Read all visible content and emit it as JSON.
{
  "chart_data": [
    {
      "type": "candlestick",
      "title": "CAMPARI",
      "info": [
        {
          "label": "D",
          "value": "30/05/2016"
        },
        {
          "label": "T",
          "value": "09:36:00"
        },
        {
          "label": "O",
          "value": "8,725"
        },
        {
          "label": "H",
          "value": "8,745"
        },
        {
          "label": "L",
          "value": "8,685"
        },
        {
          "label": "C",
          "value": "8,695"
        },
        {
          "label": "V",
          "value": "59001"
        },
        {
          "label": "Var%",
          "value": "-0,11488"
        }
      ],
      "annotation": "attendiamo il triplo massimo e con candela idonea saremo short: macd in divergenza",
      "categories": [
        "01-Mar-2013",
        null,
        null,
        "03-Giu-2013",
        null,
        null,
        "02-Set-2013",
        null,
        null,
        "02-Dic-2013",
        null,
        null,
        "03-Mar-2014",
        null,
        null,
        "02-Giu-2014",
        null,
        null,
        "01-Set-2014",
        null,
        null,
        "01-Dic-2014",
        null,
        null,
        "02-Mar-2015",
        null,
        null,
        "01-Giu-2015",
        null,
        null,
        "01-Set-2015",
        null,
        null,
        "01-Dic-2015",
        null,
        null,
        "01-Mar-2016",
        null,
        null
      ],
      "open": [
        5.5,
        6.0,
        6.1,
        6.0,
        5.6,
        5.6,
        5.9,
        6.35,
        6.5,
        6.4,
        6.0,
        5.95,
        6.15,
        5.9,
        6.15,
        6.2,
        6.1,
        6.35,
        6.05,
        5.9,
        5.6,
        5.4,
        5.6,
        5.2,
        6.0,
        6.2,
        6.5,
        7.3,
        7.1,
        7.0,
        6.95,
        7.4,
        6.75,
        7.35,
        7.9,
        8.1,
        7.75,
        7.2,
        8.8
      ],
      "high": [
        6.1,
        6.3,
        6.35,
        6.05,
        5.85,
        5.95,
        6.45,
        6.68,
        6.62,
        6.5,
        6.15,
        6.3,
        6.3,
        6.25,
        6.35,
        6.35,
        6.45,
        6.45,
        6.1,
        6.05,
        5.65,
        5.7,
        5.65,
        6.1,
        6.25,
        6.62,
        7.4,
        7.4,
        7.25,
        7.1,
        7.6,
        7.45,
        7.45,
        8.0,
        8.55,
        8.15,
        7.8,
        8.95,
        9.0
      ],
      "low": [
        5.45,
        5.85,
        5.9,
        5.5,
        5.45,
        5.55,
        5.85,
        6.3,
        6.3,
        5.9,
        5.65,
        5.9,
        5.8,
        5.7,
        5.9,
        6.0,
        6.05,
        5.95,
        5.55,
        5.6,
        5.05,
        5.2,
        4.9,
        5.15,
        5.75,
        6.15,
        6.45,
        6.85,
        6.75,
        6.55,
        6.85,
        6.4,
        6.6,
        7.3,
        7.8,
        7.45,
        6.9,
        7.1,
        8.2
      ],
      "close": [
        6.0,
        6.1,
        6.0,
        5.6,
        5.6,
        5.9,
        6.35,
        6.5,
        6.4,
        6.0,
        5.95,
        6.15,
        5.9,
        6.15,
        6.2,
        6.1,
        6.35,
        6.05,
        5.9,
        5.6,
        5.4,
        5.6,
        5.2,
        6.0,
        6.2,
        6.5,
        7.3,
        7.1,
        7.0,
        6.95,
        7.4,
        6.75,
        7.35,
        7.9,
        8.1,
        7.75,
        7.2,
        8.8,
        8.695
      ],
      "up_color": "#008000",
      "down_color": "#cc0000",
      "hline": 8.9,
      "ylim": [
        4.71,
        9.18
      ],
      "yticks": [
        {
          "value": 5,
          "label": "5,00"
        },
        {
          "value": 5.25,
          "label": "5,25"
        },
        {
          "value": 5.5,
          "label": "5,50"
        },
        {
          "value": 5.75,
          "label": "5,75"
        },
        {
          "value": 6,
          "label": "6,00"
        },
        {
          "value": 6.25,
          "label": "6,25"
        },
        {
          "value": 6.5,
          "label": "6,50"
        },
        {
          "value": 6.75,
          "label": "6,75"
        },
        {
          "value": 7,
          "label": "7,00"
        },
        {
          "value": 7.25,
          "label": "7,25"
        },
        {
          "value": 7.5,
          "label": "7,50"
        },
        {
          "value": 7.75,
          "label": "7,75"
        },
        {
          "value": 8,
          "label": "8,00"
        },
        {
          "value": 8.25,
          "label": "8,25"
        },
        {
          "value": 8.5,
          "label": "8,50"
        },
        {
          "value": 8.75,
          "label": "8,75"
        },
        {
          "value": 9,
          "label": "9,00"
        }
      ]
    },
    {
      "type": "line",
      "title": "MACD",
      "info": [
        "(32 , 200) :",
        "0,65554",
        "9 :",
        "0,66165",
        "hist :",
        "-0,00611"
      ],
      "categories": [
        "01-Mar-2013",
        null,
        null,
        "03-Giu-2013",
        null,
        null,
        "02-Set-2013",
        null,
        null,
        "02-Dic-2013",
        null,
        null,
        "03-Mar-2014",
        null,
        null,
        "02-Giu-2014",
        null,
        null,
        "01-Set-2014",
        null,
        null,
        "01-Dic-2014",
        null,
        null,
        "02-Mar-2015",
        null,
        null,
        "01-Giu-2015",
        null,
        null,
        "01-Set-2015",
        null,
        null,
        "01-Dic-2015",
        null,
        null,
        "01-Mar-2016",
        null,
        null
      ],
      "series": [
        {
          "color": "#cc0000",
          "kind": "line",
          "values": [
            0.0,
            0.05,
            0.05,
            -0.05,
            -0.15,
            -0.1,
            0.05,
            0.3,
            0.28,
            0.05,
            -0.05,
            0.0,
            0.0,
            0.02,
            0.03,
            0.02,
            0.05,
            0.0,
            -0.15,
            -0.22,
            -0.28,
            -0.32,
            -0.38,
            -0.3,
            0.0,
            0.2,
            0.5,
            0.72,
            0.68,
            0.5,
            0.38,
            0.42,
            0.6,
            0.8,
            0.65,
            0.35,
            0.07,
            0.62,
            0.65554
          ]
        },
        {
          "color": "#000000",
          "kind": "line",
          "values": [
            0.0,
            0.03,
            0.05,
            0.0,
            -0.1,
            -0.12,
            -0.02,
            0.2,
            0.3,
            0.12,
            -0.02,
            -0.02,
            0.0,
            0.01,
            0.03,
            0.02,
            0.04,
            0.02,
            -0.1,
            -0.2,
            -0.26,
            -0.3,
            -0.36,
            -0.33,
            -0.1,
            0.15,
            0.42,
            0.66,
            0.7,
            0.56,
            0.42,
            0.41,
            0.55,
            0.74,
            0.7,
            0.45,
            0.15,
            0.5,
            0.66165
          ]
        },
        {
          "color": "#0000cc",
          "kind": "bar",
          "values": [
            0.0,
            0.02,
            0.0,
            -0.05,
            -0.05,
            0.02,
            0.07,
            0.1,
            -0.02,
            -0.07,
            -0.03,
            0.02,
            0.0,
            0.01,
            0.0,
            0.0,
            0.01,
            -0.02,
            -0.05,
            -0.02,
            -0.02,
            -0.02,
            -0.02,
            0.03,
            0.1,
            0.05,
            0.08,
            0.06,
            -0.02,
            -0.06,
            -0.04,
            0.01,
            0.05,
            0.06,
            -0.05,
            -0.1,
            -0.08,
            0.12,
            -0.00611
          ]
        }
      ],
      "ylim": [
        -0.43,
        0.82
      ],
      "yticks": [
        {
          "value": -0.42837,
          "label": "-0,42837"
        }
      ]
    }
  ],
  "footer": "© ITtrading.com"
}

------------------------------------------------

§ **Exercise directions**
Print every entry exactly as it appears.

§ **Written response**
Read all visible content and emit it as JSON.
{
  "chart_data": [
    {
      "type": "candlestick",
      "title": "CAMPARI",
      "info": [
        {
          "label": "D",
          "value": "30/05/2016"
        },
        {
          "label": "T",
          "value": "09:36:00"
        },
        {
          "label": "O",
          "value": "8,725"
        },
        {
          "label": "H",
          "value": "8,745"
        },
        {
          "label": "L",
          "value": "8,685"
        },
        {
          "label": "C",
          "value": "8,695"
        },
        {
          "label": "V",
          "value": "59001"
        },
        {
          "label": "Var%",
          "value": "-0,11488"
        }
      ],
      "annotation": "attendiamo il triplo massimo e con candela idonea saremo short: macd in divergenza",
      "categories": [
        "01-Mar-2013",
        null,
        null,
        "03-Giu-2013",
        null,
        null,
        "02-Set-2013",
        null,
        null,
        "02-Dic-2013",
        null,
        null,
        "03-Mar-2014",
        null,
        null,
        "02-Giu-2014",
        null,
        null,
        "01-Set-2014",
        null,
        null,
        "01-Dic-2014",
        null,
        null,
        "02-Mar-2015",
        null,
        null,
        "01-Giu-2015",
        null,
        null,
        "01-Set-2015",
        null,
        null,
        "01-Dic-2015",
        null,
        null,
        "01-Mar-2016",
        null,
        null
      ],
      "open": [
        5.5,
        6.0,
        6.1,
        6.0,
        5.6,
        5.6,
        5.9,
        6.35,
        6.5,
        6.4,
        6.0,
        5.95,
        6.15,
        5.9,
        6.15,
        6.2,
        6.1,
        6.35,
        6.05,
        5.9,
        5.6,
        5.4,
        5.6,
        5.2,
        6.0,
        6.2,
        6.5,
        7.3,
        7.1,
        7.0,
        6.95,
        7.4,
        6.75,
        7.35,
        7.9,
        8.1,
        7.75,
        7.2,
        8.8
      ],
      "high": [
        6.1,
        6.3,
        6.35,
        6.05,
        5.85,
        5.95,
        6.45,
        6.68,
        6.62,
        6.5,
        6.15,
        6.3,
        6.3,
        6.25,
        6.35,
        6.35,
        6.45,
        6.45,
        6.1,
        6.05,
        5.65,
        5.7,
        5.65,
        6.1,
        6.25,
        6.62,
        7.4,
        7.4,
        7.25,
        7.1,
        7.6,
        7.45,
        7.45,
        8.0,
        8.55,
        8.15,
        7.8,
        8.95,
        9.0
      ],
      "low": [
        5.45,
        5.85,
        5.9,
        5.5,
        5.45,
        5.55,
        5.85,
        6.3,
        6.3,
        5.9,
        5.65,
        5.9,
        5.8,
        5.7,
        5.9,
        6.0,
        6.05,
        5.95,
        5.55,
        5.6,
        5.05,
        5.2,
        4.9,
        5.15,
        5.75,
        6.15,
        6.45,
        6.85,
        6.75,
        6.55,
        6.85,
        6.4,
        6.6,
        7.3,
        7.8,
        7.45,
        6.9,
        7.1,
        8.2
      ],
      "close": [
        6.0,
        6.1,
        6.0,
        5.6,
        5.6,
        5.9,
        6.35,
        6.5,
        6.4,
        6.0,
        5.95,
        6.15,
        5.9,
        6.15,
        6.2,
        6.1,
        6.35,
        6.05,
        5.9,
        5.6,
        5.4,
        5.6,
        5.2,
        6.0,
        6.2,
        6.5,
        7.3,
        7.1,
        7.0,
        6.95,
        7.4,
        6.75,
        7.35,
        7.9,
        8.1,
        7.75,
        7.2,
        8.8,
        8.695
      ],
      "up_color": "#008000",
      "down_color": "#cc0000",
      "hline": 8.9,
      "ylim": [
        4.71,
        9.18
      ],
      "yticks": [
        {
          "value": 5,
          "label": "5,00"
        },
        {
          "value": 5.25,
          "label": "5,25"
        },
        {
          "value": 5.5,
          "label": "5,50"
        },
        {
          "value": 5.75,
          "label": "5,75"
        },
        {
          "value": 6,
          "label": "6,00"
        },
        {
          "value": 6.25,
          "label": "6,25"
        },
        {
          "value": 6.5,
          "label": "6,50"
        },
        {
          "value": 6.75,
          "label": "6,75"
        },
        {
          "value": 7,
          "label": "7,00"
        },
        {
          "value": 7.25,
          "label": "7,25"
        },
        {
          "value": 7.5,
          "label": "7,50"
        },
        {
          "value": 7.75,
          "label": "7,75"
        },
        {
          "value": 8,
          "label": "8,00"
        },
        {
          "value": 8.25,
          "label": "8,25"
        },
        {
          "value": 8.5,
          "label": "8,50"
        },
        {
          "value": 8.75,
          "label": "8,75"
        },
        {
          "value": 9,
          "label": "9,00"
        }
      ]
    },
    {
      "type": "line",
      "title": "MACD",
      "info": [
        "(32 , 200) :",
        "0,65554",
        "9 :",
        "0,66165",
        "hist :",
        "-0,00611"
      ],
      "categories": [
        "01-Mar-2013",
        null,
        null,
        "03-Giu-2013",
        null,
        null,
        "02-Set-2013",
        null,
        null,
        "02-Dic-2013",
        null,
        null,
        "03-Mar-2014",
        null,
        null,
        "02-Giu-2014",
        null,
        null,
        "01-Set-2014",
        null,
        null,
        "01-Dic-2014",
        null,
        null,
        "02-Mar-2015",
        null,
        null,
        "01-Giu-2015",
        null,
        null,
        "01-Set-2015",
        null,
        null,
        "01-Dic-2015",
        null,
        null,
        "01-Mar-2016",
        null,
        null
      ],
      "series": [
        {
          "color": "#cc0000",
          "kind": "line",
          "values": [
            0.0,
            0.05,
            0.05,
            -0.05,
            -0.15,
            -0.1,
            0.05,
            0.3,
            0.28,
            0.05,
            -0.05,
            0.0,
            0.0,
            0.02,
            0.03,
            0.02,
            0.05,
            0.0,
            -0.15,
            -0.22,
            -0.28,
            -0.32,
            -0.38,
            -0.3,
            0.0,
            0.2,
            0.5,
            0.72,
            0.68,
            0.5,
            0.38,
            0.42,
            0.6,
            0.8,
            0.65,
            0.35,
            0.07,
            0.62,
            0.65554
          ]
        },
        {
          "color": "#000000",
          "kind": "line",
          "values": [
            0.0,
            0.03,
            0.05,
            0.0,
            -0.1,
            -0.12,
            -0.02,
            0.2,
            0.3,
            0.12,
            -0.02,
            -0.02,
            0.0,
            0.01,
            0.03,
            0.02,
            0.04,
            0.02,
            -0.1,
            -0.2,
            -0.26,
            -0.3,
            -0.36,
            -0.33,
            -0.1,
            0.15,
            0.42,
            0.66,
            0.7,
            0.56,
            0.42,
            0.41,
            0.55,
            0.74,
            0.7,
            0.45,
            0.15,
            0.5,
            0.66165
          ]
        },
        {
          "color": "#0000cc",
          "kind": "bar",
          "values": [
            0.0,
            0.02,
            0.0,
            -0.05,
            -0.05,
            0.02,
            0.07,
            0.1,
            -0.02,
            -0.07,
            -0.03,
            0.02,
            0.0,
            0.01,
            0.0,
            0.0,
            0.01,
            -0.02,
            -0.05,
            -0.02,
            -0.02,
            -0.02,
            -0.02,
            0.03,
            0.1,
            0.05,
            0.08,
            0.06,
            -0.02,
            -0.06,
            -0.04,
            0.01,
            0.05,
            0.06,
            -0.05,
            -0.1,
            -0.08,
            0.12,
            -0.00611
          ]
        }
      ],
      "ylim": [
        -0.43,
        0.82
      ],
      "yticks": [
        {
          "value": -0.42837,
          "label": "-0,42837"
        }
      ]
    }
  ],
  "footer": "© ITtrading.com"
}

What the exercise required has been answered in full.